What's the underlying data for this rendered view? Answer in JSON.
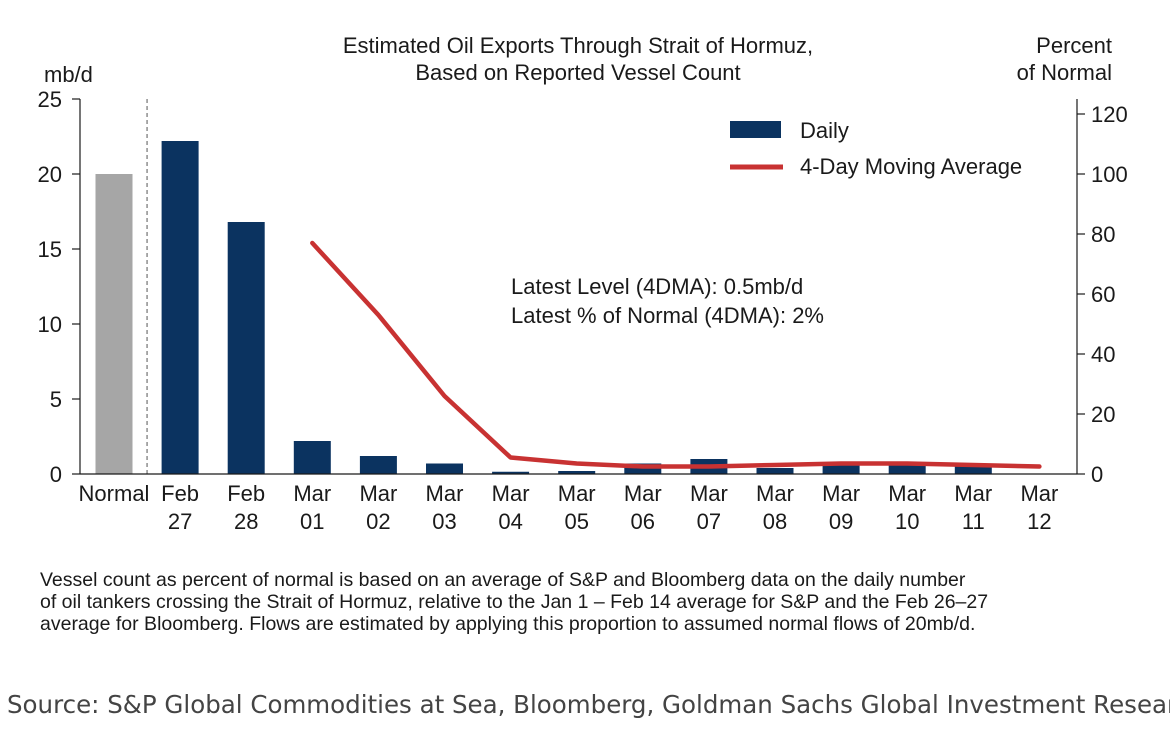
{
  "chart_data": {
    "type": "bar",
    "title_lines": [
      "Estimated Oil Exports Through Strait of Hormuz,",
      "Based on Reported Vessel Count"
    ],
    "ylabel_left": "mb/d",
    "ylabel_right_lines": [
      "Percent",
      "of Normal"
    ],
    "ylim_left": [
      0,
      25
    ],
    "yticks_left": [
      0,
      5,
      10,
      15,
      20,
      25
    ],
    "ylim_right": [
      0,
      125
    ],
    "yticks_right": [
      0,
      20,
      40,
      60,
      80,
      100,
      120
    ],
    "categories": [
      [
        "Normal"
      ],
      [
        "Feb",
        "27"
      ],
      [
        "Feb",
        "28"
      ],
      [
        "Mar",
        "01"
      ],
      [
        "Mar",
        "02"
      ],
      [
        "Mar",
        "03"
      ],
      [
        "Mar",
        "04"
      ],
      [
        "Mar",
        "05"
      ],
      [
        "Mar",
        "06"
      ],
      [
        "Mar",
        "07"
      ],
      [
        "Mar",
        "08"
      ],
      [
        "Mar",
        "09"
      ],
      [
        "Mar",
        "10"
      ],
      [
        "Mar",
        "11"
      ],
      [
        "Mar",
        "12"
      ]
    ],
    "series": [
      {
        "name": "Normal",
        "color": "#a6a6a6",
        "values": [
          20,
          null,
          null,
          null,
          null,
          null,
          null,
          null,
          null,
          null,
          null,
          null,
          null,
          null,
          null
        ]
      },
      {
        "name": "Daily",
        "color": "#0b3360",
        "values": [
          null,
          22.2,
          16.8,
          2.2,
          1.2,
          0.7,
          0.15,
          0.2,
          0.7,
          1.0,
          0.4,
          0.7,
          0.7,
          0.7,
          0.0
        ]
      },
      {
        "name": "4-Day Moving Average",
        "color": "#c83232",
        "axis": "right",
        "values": [
          null,
          null,
          null,
          77,
          53,
          26,
          5.5,
          3.5,
          2.5,
          2.5,
          3.0,
          3.5,
          3.5,
          3.0,
          2.5
        ]
      }
    ],
    "legend": [
      {
        "label": "Daily",
        "type": "bar",
        "color": "#0b3360"
      },
      {
        "label": "4-Day Moving Average",
        "type": "line",
        "color": "#c83232"
      }
    ],
    "legend_position": "top-right",
    "annotations": [
      "Latest Level (4DMA): 0.5mb/d",
      "Latest % of Normal (4DMA): 2%"
    ],
    "divider_after_category": "Normal",
    "grid": false
  },
  "note_lines": [
    "Vessel count as percent of normal is based on an average of S&P and Bloomberg data on the daily number",
    "of oil tankers crossing the Strait of Hormuz, relative to the Jan 1 – Feb 14 average for S&P and the Feb 26–27",
    "average for Bloomberg. Flows are estimated by applying this proportion to assumed normal flows of 20mb/d."
  ],
  "source": "Source: S&P Global Commodities at Sea, Bloomberg, Goldman Sachs Global Investment Research"
}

▶ Work to do:
Print out the whole of the material word for word, without pictures.

▶ Response to the exercise:
What's the underlying data for this rendered view? Answer in JSON.
{
  "chart_data": {
    "type": "bar",
    "title_lines": [
      "Estimated Oil Exports Through Strait of Hormuz,",
      "Based on Reported Vessel Count"
    ],
    "ylabel_left": "mb/d",
    "ylabel_right_lines": [
      "Percent",
      "of Normal"
    ],
    "ylim_left": [
      0,
      25
    ],
    "yticks_left": [
      0,
      5,
      10,
      15,
      20,
      25
    ],
    "ylim_right": [
      0,
      125
    ],
    "yticks_right": [
      0,
      20,
      40,
      60,
      80,
      100,
      120
    ],
    "categories": [
      [
        "Normal"
      ],
      [
        "Feb",
        "27"
      ],
      [
        "Feb",
        "28"
      ],
      [
        "Mar",
        "01"
      ],
      [
        "Mar",
        "02"
      ],
      [
        "Mar",
        "03"
      ],
      [
        "Mar",
        "04"
      ],
      [
        "Mar",
        "05"
      ],
      [
        "Mar",
        "06"
      ],
      [
        "Mar",
        "07"
      ],
      [
        "Mar",
        "08"
      ],
      [
        "Mar",
        "09"
      ],
      [
        "Mar",
        "10"
      ],
      [
        "Mar",
        "11"
      ],
      [
        "Mar",
        "12"
      ]
    ],
    "series": [
      {
        "name": "Normal",
        "color": "#a6a6a6",
        "values": [
          20,
          null,
          null,
          null,
          null,
          null,
          null,
          null,
          null,
          null,
          null,
          null,
          null,
          null,
          null
        ]
      },
      {
        "name": "Daily",
        "color": "#0b3360",
        "values": [
          null,
          22.2,
          16.8,
          2.2,
          1.2,
          0.7,
          0.15,
          0.2,
          0.7,
          1.0,
          0.4,
          0.7,
          0.7,
          0.7,
          0.0
        ]
      },
      {
        "name": "4-Day Moving Average",
        "color": "#c83232",
        "axis": "right",
        "values": [
          null,
          null,
          null,
          77,
          53,
          26,
          5.5,
          3.5,
          2.5,
          2.5,
          3.0,
          3.5,
          3.5,
          3.0,
          2.5
        ]
      }
    ],
    "legend": [
      {
        "label": "Daily",
        "type": "bar",
        "color": "#0b3360"
      },
      {
        "label": "4-Day Moving Average",
        "type": "line",
        "color": "#c83232"
      }
    ],
    "legend_position": "top-right",
    "annotations": [
      "Latest Level (4DMA): 0.5mb/d",
      "Latest % of Normal (4DMA): 2%"
    ],
    "divider_after_category": "Normal",
    "grid": false
  },
  "note_lines": [
    "Vessel count as percent of normal is based on an average of S&P and Bloomberg data on the daily number",
    "of oil tankers crossing the Strait of Hormuz, relative to the Jan 1 – Feb 14 average for S&P and the Feb 26–27",
    "average for Bloomberg. Flows are estimated by applying this proportion to assumed normal flows of 20mb/d."
  ],
  "source": "Source: S&P Global Commodities at Sea, Bloomberg, Goldman Sachs Global Investment Research"
}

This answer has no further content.